GOAL OF THE EXERCISE:
Transcribe each entry below exactly. Pictures do not go in the copy.

INFORMATION PROVIDED:
····················
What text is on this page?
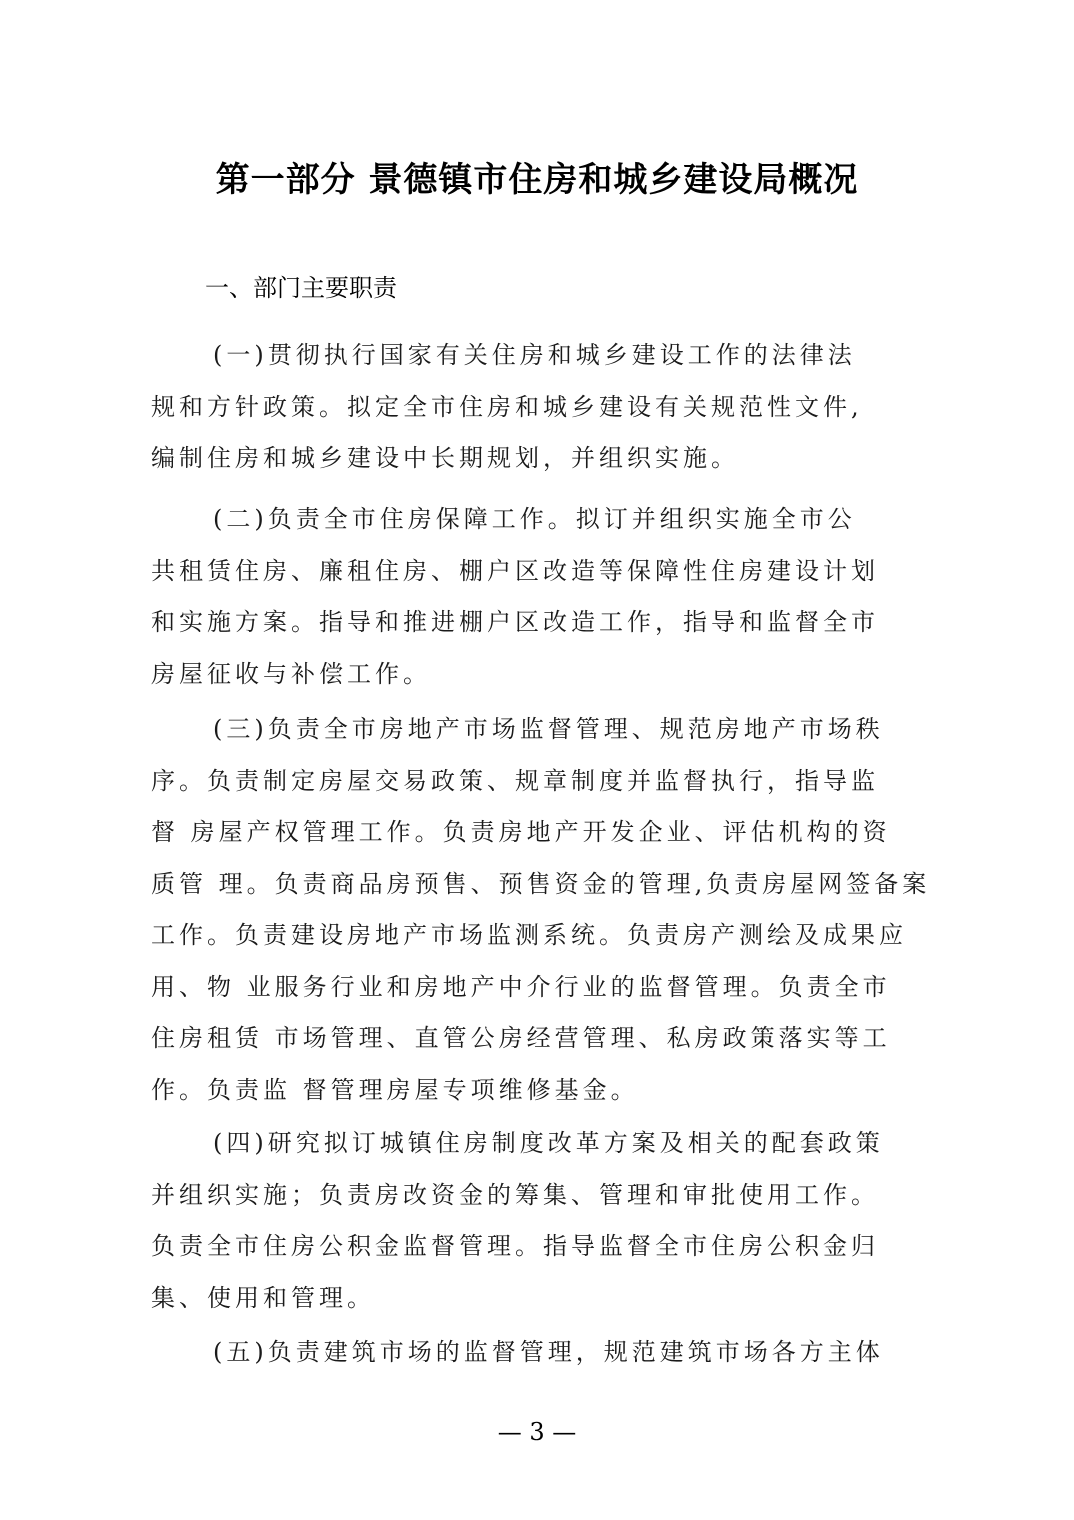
第一部分 景德镇市住房和城乡建设局概况
一、部门主要职责
(一)贯彻执行国家有关住房和城乡建设工作的法律法
规和方针政策。拟定全市住房和城乡建设有关规范性文件,
编制住房和城乡建设中长期规划，并组织实施。
(二)负责全市住房保障工作。拟订并组织实施全市公
共租赁住房、廉租住房、棚户区改造等保障性住房建设计划
和实施方案。指导和推进棚户区改造工作，指导和监督全市
房屋征收与补偿工作。
(三)负责全市房地产市场监督管理、规范房地产市场秩
序。负责制定房屋交易政策、规章制度并监督执行，指导监
督 房屋产权管理工作。负责房地产开发企业、评估机构的资
质管 理。负责商品房预售、预售资金的管理,负责房屋网签备案
工作。负责建设房地产市场监测系统。负责房产测绘及成果应
用、物 业服务行业和房地产中介行业的监督管理。负责全市
住房租赁 市场管理、直管公房经营管理、私房政策落实等工
作。负责监 督管理房屋专项维修基金。
(四)研究拟订城镇住房制度改革方案及相关的配套政策
并组织实施；负责房改资金的筹集、管理和审批使用工作。
负责全市住房公积金监督管理。指导监督全市住房公积金归
集、使用和管理。
(五)负责建筑市场的监督管理，规范建筑市场各方主体
— 3 —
····················
ANSWER TO THE PROBLEM:
What text is on this page?
第一部分 景德镇市住房和城乡建设局概况
一、部门主要职责
(一)贯彻执行国家有关住房和城乡建设工作的法律法
规和方针政策。拟定全市住房和城乡建设有关规范性文件,
编制住房和城乡建设中长期规划，并组织实施。
(二)负责全市住房保障工作。拟订并组织实施全市公
共租赁住房、廉租住房、棚户区改造等保障性住房建设计划
和实施方案。指导和推进棚户区改造工作，指导和监督全市
房屋征收与补偿工作。
(三)负责全市房地产市场监督管理、规范房地产市场秩
序。负责制定房屋交易政策、规章制度并监督执行，指导监
督 房屋产权管理工作。负责房地产开发企业、评估机构的资
质管 理。负责商品房预售、预售资金的管理,负责房屋网签备案
工作。负责建设房地产市场监测系统。负责房产测绘及成果应
用、物 业服务行业和房地产中介行业的监督管理。负责全市
住房租赁 市场管理、直管公房经营管理、私房政策落实等工
作。负责监 督管理房屋专项维修基金。
(四)研究拟订城镇住房制度改革方案及相关的配套政策
并组织实施；负责房改资金的筹集、管理和审批使用工作。
负责全市住房公积金监督管理。指导监督全市住房公积金归
集、使用和管理。
(五)负责建筑市场的监督管理，规范建筑市场各方主体
— 3 —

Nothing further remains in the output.